* Objective
Copy out all the lines exactly. Omit pictures.

* Entries
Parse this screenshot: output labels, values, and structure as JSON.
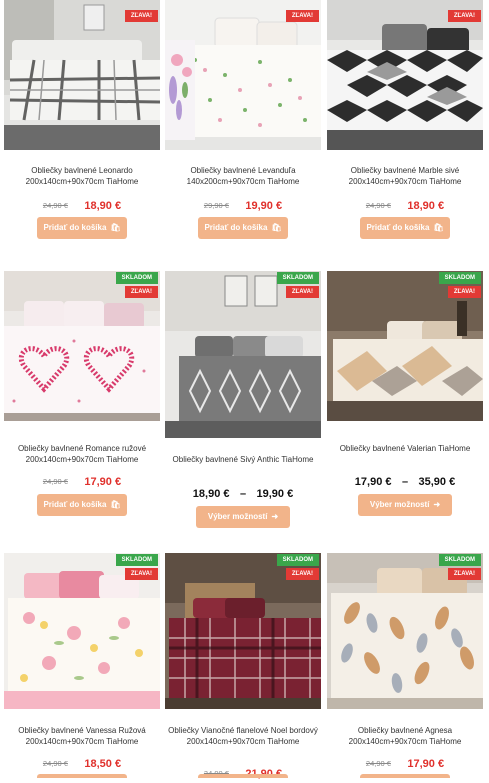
{
  "badges": {
    "stock": "SKLADOM",
    "sale": "ZĽAVA!"
  },
  "colors": {
    "button": "#f2b48a",
    "sale_price": "#e0312c",
    "stock_badge": "#3aa64b",
    "sale_badge": "#e23a35"
  },
  "products": [
    {
      "title": "Obliečky bavlnené Leonardo 200x140cm+90x70cm TiaHome",
      "old_price": "24,90 €",
      "price": "18,90 €",
      "button": "Pridať do košíka",
      "button_icon": "cart-icon"
    },
    {
      "title": "Obliečky bavlnené Levanduľa 140x200cm+90x70cm TiaHome",
      "old_price": "29,90 €",
      "price": "19,90 €",
      "button": "Pridať do košíka",
      "button_icon": "cart-icon"
    },
    {
      "title": "Obliečky bavlnené Marble sivé 200x140cm+90x70cm TiaHome",
      "old_price": "24,90 €",
      "price": "18,90 €",
      "button": "Pridať do košíka",
      "button_icon": "cart-icon"
    },
    {
      "title": "Obliečky bavlnené Romance ružové 200x140cm+90x70cm TiaHome",
      "old_price": "24,90 €",
      "price": "17,90 €",
      "button": "Pridať do košíka",
      "button_icon": "cart-icon"
    },
    {
      "title": "Obliečky bavlnené Sivý Anthic TiaHome",
      "price_from": "18,90 €",
      "price_sep": "–",
      "price_to": "19,90 €",
      "button": "Výber možností",
      "button_icon": "arrow-right-icon"
    },
    {
      "title": "Obliečky bavlnené Valerian TiaHome",
      "price_from": "17,90 €",
      "price_sep": "–",
      "price_to": "35,90 €",
      "button": "Výber možností",
      "button_icon": "arrow-right-icon"
    },
    {
      "title": "Obliečky bavlnené Vanessa Ružová 200x140cm+90x70cm TiaHome",
      "old_price": "24,90 €",
      "price": "18,50 €"
    },
    {
      "title": "Obliečky Vianočné flanelové Noel bordový 200x140cm+90x70cm TiaHome",
      "old_price": "34,90 €",
      "price": "21,90 €"
    },
    {
      "title": "Obliečky bavlnené Agnesa 200x140cm+90x70cm TiaHome",
      "old_price": "24,90 €",
      "price": "17,90 €"
    }
  ]
}
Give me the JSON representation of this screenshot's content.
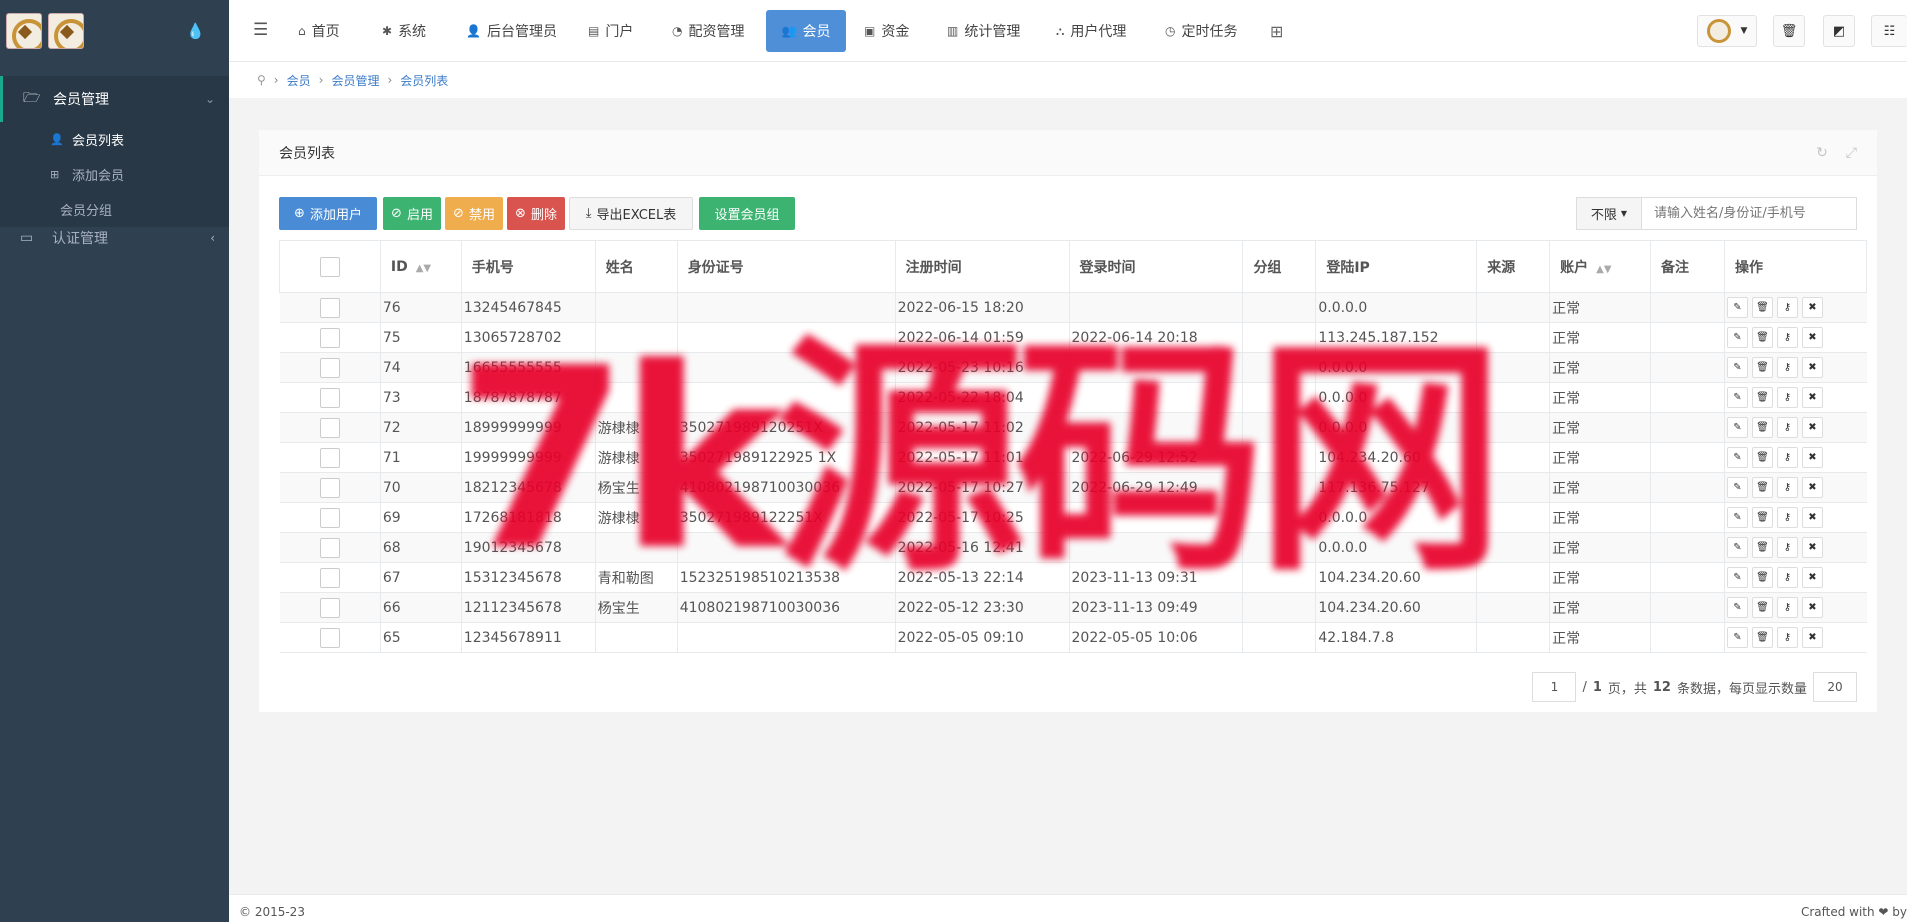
{
  "sidebar": {
    "groups": [
      {
        "label": "会员管理",
        "icon": "folder-open-icon",
        "expanded": true,
        "items": [
          {
            "label": "会员列表",
            "icon": "user-icon",
            "active": true
          },
          {
            "label": "添加会员",
            "icon": "plus-square-icon"
          },
          {
            "label": "会员分组",
            "icon": ""
          }
        ]
      },
      {
        "label": "认证管理",
        "icon": "id-card-icon",
        "expanded": false
      }
    ]
  },
  "topnav": {
    "items": [
      {
        "label": "首页",
        "icon": "home-icon"
      },
      {
        "label": "系统",
        "icon": "gear-icon"
      },
      {
        "label": "后台管理员",
        "icon": "user-icon"
      },
      {
        "label": "门户",
        "icon": "list-alt-icon"
      },
      {
        "label": "配资管理",
        "icon": "pie-chart-icon"
      },
      {
        "label": "会员",
        "icon": "users-icon",
        "active": true
      },
      {
        "label": "资金",
        "icon": "money-icon"
      },
      {
        "label": "统计管理",
        "icon": "bar-chart-icon"
      },
      {
        "label": "用户代理",
        "icon": "sitemap-icon"
      },
      {
        "label": "定时任务",
        "icon": "clock-icon"
      }
    ]
  },
  "breadcrumb": [
    "会员",
    "会员管理",
    "会员列表"
  ],
  "panel": {
    "title": "会员列表",
    "toolbar": {
      "add": "添加用户",
      "enable": "启用",
      "disable": "禁用",
      "delete": "删除",
      "export": "导出EXCEL表",
      "set_group": "设置会员组"
    },
    "filter": {
      "select": "不限",
      "search_placeholder": "请输入姓名/身份证/手机号"
    }
  },
  "table": {
    "headers": [
      "ID",
      "手机号",
      "姓名",
      "身份证号",
      "注册时间",
      "登录时间",
      "分组",
      "登陆IP",
      "来源",
      "账户",
      "备注",
      "操作"
    ],
    "rows": [
      [
        "76",
        "13245467845",
        "",
        "",
        "2022-06-15 18:20",
        "",
        "",
        "0.0.0.0",
        "",
        "正常",
        ""
      ],
      [
        "75",
        "13065728702",
        "",
        "",
        "2022-06-14 01:59",
        "2022-06-14 20:18",
        "",
        "113.245.187.152",
        "",
        "正常",
        ""
      ],
      [
        "74",
        "16655555555",
        "",
        "",
        "2022-05-23 10:16",
        "",
        "",
        "0.0.0.0",
        "",
        "正常",
        ""
      ],
      [
        "73",
        "18787878787",
        "",
        "",
        "2022-05-22 18:04",
        "",
        "",
        "0.0.0.0",
        "",
        "正常",
        ""
      ],
      [
        "72",
        "18999999999",
        "游棣棣",
        "350271989120251X",
        "2022-05-17 11:02",
        "",
        "",
        "0.0.0.0",
        "",
        "正常",
        ""
      ],
      [
        "71",
        "19999999999",
        "游棣棣",
        "350271989122925 1X",
        "2022-05-17 11:01",
        "2022-06-29 12:52",
        "",
        "104.234.20.60",
        "",
        "正常",
        ""
      ],
      [
        "70",
        "18212345678",
        "杨宝生",
        "410802198710030036",
        "2022-05-17 10:27",
        "2022-06-29 12:49",
        "",
        "117.136.75.127",
        "",
        "正常",
        ""
      ],
      [
        "69",
        "17268181818",
        "游棣棣",
        "350271989122251X",
        "2022-05-17 10:25",
        "",
        "",
        "0.0.0.0",
        "",
        "正常",
        ""
      ],
      [
        "68",
        "19012345678",
        "",
        "",
        "2022-05-16 12:41",
        "",
        "",
        "0.0.0.0",
        "",
        "正常",
        ""
      ],
      [
        "67",
        "15312345678",
        "青和勒图",
        "152325198510213538",
        "2022-05-13 22:14",
        "2023-11-13 09:31",
        "",
        "104.234.20.60",
        "",
        "正常",
        ""
      ],
      [
        "66",
        "12112345678",
        "杨宝生",
        "410802198710030036",
        "2022-05-12 23:30",
        "2023-11-13 09:49",
        "",
        "104.234.20.60",
        "",
        "正常",
        ""
      ],
      [
        "65",
        "12345678911",
        "",
        "",
        "2022-05-05 09:10",
        "2022-05-05 10:06",
        "",
        "42.184.7.8",
        "",
        "正常",
        ""
      ]
    ]
  },
  "pager": {
    "page": "1",
    "sep": "/",
    "total_pages": "1",
    "page_word": "页，共",
    "total": "12",
    "tail": "条数据，每页显示数量",
    "per_page": "20"
  },
  "footer": {
    "left": "© 2015-23",
    "right": "Crafted with ❤ by"
  },
  "watermark": "7k源码网",
  "colors": {
    "sidebar": "#2f4050",
    "primary": "#4f8fd8",
    "success": "#3cb371",
    "warning": "#f0ad4e",
    "danger": "#d9534f"
  }
}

* The response
Parse this screenshot: output labels, values, and structure as JSON.
{
  "badges": {
    "stock": "SKLADOM",
    "sale": "ZĽAVA!"
  },
  "colors": {
    "button": "#f2b48a",
    "sale_price": "#e0312c",
    "stock_badge": "#3aa64b",
    "sale_badge": "#e23a35"
  },
  "products": [
    {
      "title": "Obliečky bavlnené Leonardo 200x140cm+90x70cm TiaHome",
      "old_price": "24,90 €",
      "price": "18,90 €",
      "button": "Pridať do košíka",
      "button_icon": "cart-icon"
    },
    {
      "title": "Obliečky bavlnené Levanduľa 140x200cm+90x70cm TiaHome",
      "old_price": "29,90 €",
      "price": "19,90 €",
      "button": "Pridať do košíka",
      "button_icon": "cart-icon"
    },
    {
      "title": "Obliečky bavlnené Marble sivé 200x140cm+90x70cm TiaHome",
      "old_price": "24,90 €",
      "price": "18,90 €",
      "button": "Pridať do košíka",
      "button_icon": "cart-icon"
    },
    {
      "title": "Obliečky bavlnené Romance ružové 200x140cm+90x70cm TiaHome",
      "old_price": "24,90 €",
      "price": "17,90 €",
      "button": "Pridať do košíka",
      "button_icon": "cart-icon"
    },
    {
      "title": "Obliečky bavlnené Sivý Anthic TiaHome",
      "price_from": "18,90 €",
      "price_sep": "–",
      "price_to": "19,90 €",
      "button": "Výber možností",
      "button_icon": "arrow-right-icon"
    },
    {
      "title": "Obliečky bavlnené Valerian TiaHome",
      "price_from": "17,90 €",
      "price_sep": "–",
      "price_to": "35,90 €",
      "button": "Výber možností",
      "button_icon": "arrow-right-icon"
    },
    {
      "title": "Obliečky bavlnené Vanessa Ružová 200x140cm+90x70cm TiaHome",
      "old_price": "24,90 €",
      "price": "18,50 €"
    },
    {
      "title": "Obliečky Vianočné flanelové Noel bordový 200x140cm+90x70cm TiaHome",
      "old_price": "34,90 €",
      "price": "21,90 €"
    },
    {
      "title": "Obliečky bavlnené Agnesa 200x140cm+90x70cm TiaHome",
      "old_price": "24,90 €",
      "price": "17,90 €"
    }
  ]
}
Give me the JSON representation of this screenshot's content.
{
  "sidebar": {
    "groups": [
      {
        "label": "会员管理",
        "icon": "folder-open-icon",
        "expanded": true,
        "items": [
          {
            "label": "会员列表",
            "icon": "user-icon",
            "active": true
          },
          {
            "label": "添加会员",
            "icon": "plus-square-icon"
          },
          {
            "label": "会员分组",
            "icon": ""
          }
        ]
      },
      {
        "label": "认证管理",
        "icon": "id-card-icon",
        "expanded": false
      }
    ]
  },
  "topnav": {
    "items": [
      {
        "label": "首页",
        "icon": "home-icon"
      },
      {
        "label": "系统",
        "icon": "gear-icon"
      },
      {
        "label": "后台管理员",
        "icon": "user-icon"
      },
      {
        "label": "门户",
        "icon": "list-alt-icon"
      },
      {
        "label": "配资管理",
        "icon": "pie-chart-icon"
      },
      {
        "label": "会员",
        "icon": "users-icon",
        "active": true
      },
      {
        "label": "资金",
        "icon": "money-icon"
      },
      {
        "label": "统计管理",
        "icon": "bar-chart-icon"
      },
      {
        "label": "用户代理",
        "icon": "sitemap-icon"
      },
      {
        "label": "定时任务",
        "icon": "clock-icon"
      }
    ]
  },
  "breadcrumb": [
    "会员",
    "会员管理",
    "会员列表"
  ],
  "panel": {
    "title": "会员列表",
    "toolbar": {
      "add": "添加用户",
      "enable": "启用",
      "disable": "禁用",
      "delete": "删除",
      "export": "导出EXCEL表",
      "set_group": "设置会员组"
    },
    "filter": {
      "select": "不限",
      "search_placeholder": "请输入姓名/身份证/手机号"
    }
  },
  "table": {
    "headers": [
      "ID",
      "手机号",
      "姓名",
      "身份证号",
      "注册时间",
      "登录时间",
      "分组",
      "登陆IP",
      "来源",
      "账户",
      "备注",
      "操作"
    ],
    "rows": [
      [
        "76",
        "13245467845",
        "",
        "",
        "2022-06-15 18:20",
        "",
        "",
        "0.0.0.0",
        "",
        "正常",
        ""
      ],
      [
        "75",
        "13065728702",
        "",
        "",
        "2022-06-14 01:59",
        "2022-06-14 20:18",
        "",
        "113.245.187.152",
        "",
        "正常",
        ""
      ],
      [
        "74",
        "16655555555",
        "",
        "",
        "2022-05-23 10:16",
        "",
        "",
        "0.0.0.0",
        "",
        "正常",
        ""
      ],
      [
        "73",
        "18787878787",
        "",
        "",
        "2022-05-22 18:04",
        "",
        "",
        "0.0.0.0",
        "",
        "正常",
        ""
      ],
      [
        "72",
        "18999999999",
        "游棣棣",
        "350271989120251X",
        "2022-05-17 11:02",
        "",
        "",
        "0.0.0.0",
        "",
        "正常",
        ""
      ],
      [
        "71",
        "19999999999",
        "游棣棣",
        "350271989122925 1X",
        "2022-05-17 11:01",
        "2022-06-29 12:52",
        "",
        "104.234.20.60",
        "",
        "正常",
        ""
      ],
      [
        "70",
        "18212345678",
        "杨宝生",
        "410802198710030036",
        "2022-05-17 10:27",
        "2022-06-29 12:49",
        "",
        "117.136.75.127",
        "",
        "正常",
        ""
      ],
      [
        "69",
        "17268181818",
        "游棣棣",
        "350271989122251X",
        "2022-05-17 10:25",
        "",
        "",
        "0.0.0.0",
        "",
        "正常",
        ""
      ],
      [
        "68",
        "19012345678",
        "",
        "",
        "2022-05-16 12:41",
        "",
        "",
        "0.0.0.0",
        "",
        "正常",
        ""
      ],
      [
        "67",
        "15312345678",
        "青和勒图",
        "152325198510213538",
        "2022-05-13 22:14",
        "2023-11-13 09:31",
        "",
        "104.234.20.60",
        "",
        "正常",
        ""
      ],
      [
        "66",
        "12112345678",
        "杨宝生",
        "410802198710030036",
        "2022-05-12 23:30",
        "2023-11-13 09:49",
        "",
        "104.234.20.60",
        "",
        "正常",
        ""
      ],
      [
        "65",
        "12345678911",
        "",
        "",
        "2022-05-05 09:10",
        "2022-05-05 10:06",
        "",
        "42.184.7.8",
        "",
        "正常",
        ""
      ]
    ]
  },
  "pager": {
    "page": "1",
    "sep": "/",
    "total_pages": "1",
    "page_word": "页，共",
    "total": "12",
    "tail": "条数据，每页显示数量",
    "per_page": "20"
  },
  "footer": {
    "left": "© 2015-23",
    "right": "Crafted with ❤ by"
  },
  "watermark": "7k源码网",
  "colors": {
    "sidebar": "#2f4050",
    "primary": "#4f8fd8",
    "success": "#3cb371",
    "warning": "#f0ad4e",
    "danger": "#d9534f"
  }
}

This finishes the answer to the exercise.